*Objective:* Your task is to give the number of lines in the listing that include "Республиканская", and nothing else.

Raw records:
══════════════════════════════

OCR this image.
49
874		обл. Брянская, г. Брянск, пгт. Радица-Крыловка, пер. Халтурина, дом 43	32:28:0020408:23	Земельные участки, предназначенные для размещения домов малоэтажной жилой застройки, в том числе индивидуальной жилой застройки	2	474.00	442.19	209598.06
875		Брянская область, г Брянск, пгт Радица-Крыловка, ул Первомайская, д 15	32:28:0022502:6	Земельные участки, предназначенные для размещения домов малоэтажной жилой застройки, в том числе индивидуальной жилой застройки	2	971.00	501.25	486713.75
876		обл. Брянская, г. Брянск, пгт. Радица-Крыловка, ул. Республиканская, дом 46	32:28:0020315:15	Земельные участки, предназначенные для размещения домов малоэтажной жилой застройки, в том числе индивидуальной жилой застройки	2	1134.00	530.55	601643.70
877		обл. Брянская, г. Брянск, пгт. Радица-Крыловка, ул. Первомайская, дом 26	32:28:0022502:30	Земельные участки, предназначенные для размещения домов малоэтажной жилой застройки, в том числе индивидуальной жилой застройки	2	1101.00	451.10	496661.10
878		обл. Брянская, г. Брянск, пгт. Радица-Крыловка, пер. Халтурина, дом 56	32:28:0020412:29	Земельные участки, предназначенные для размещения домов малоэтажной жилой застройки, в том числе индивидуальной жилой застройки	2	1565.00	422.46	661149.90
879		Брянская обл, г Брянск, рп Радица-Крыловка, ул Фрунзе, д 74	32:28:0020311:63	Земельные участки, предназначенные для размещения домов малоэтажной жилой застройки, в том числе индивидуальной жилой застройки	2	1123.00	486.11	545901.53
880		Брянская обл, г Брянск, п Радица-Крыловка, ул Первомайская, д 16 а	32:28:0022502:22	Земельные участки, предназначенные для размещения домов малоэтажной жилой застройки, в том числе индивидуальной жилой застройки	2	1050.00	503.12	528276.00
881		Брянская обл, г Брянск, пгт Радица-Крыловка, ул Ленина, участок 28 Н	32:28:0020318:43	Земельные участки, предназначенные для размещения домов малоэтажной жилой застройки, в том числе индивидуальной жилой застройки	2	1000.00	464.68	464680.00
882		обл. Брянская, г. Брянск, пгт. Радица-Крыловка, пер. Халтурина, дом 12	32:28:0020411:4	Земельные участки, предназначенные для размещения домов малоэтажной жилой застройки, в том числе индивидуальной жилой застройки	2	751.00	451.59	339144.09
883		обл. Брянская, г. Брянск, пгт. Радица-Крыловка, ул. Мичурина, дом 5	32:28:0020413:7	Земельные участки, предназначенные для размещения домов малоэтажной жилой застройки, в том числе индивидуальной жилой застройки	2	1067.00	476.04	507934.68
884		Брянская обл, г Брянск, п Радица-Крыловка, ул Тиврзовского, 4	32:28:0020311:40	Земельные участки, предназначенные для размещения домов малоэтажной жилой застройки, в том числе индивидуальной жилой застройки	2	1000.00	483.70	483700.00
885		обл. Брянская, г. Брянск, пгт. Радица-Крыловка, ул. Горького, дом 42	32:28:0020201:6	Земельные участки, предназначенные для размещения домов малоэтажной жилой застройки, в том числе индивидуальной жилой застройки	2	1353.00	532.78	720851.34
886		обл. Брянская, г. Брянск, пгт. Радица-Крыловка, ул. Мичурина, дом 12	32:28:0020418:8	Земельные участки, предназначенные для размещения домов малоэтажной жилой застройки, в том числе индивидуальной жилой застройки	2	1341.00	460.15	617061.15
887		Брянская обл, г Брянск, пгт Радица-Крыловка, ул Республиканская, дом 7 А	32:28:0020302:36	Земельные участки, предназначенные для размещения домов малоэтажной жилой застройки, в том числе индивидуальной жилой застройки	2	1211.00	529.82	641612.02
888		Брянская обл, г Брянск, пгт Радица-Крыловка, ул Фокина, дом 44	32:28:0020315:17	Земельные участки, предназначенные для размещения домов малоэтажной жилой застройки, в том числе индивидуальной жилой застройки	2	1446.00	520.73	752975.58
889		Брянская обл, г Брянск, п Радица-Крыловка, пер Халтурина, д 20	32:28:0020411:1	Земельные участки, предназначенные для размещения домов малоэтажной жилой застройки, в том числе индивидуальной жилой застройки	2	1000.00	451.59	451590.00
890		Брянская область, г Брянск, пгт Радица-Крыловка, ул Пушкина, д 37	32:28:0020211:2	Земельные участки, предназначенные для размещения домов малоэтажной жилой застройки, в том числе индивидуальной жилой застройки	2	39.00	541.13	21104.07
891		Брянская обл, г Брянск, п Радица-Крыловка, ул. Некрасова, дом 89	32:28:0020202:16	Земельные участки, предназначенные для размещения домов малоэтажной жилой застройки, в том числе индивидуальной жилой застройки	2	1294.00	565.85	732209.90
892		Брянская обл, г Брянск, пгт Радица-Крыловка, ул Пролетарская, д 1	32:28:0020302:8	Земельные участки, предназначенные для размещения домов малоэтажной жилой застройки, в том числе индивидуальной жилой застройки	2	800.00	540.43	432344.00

══════════════════════════════

*Solution to this problem:* 2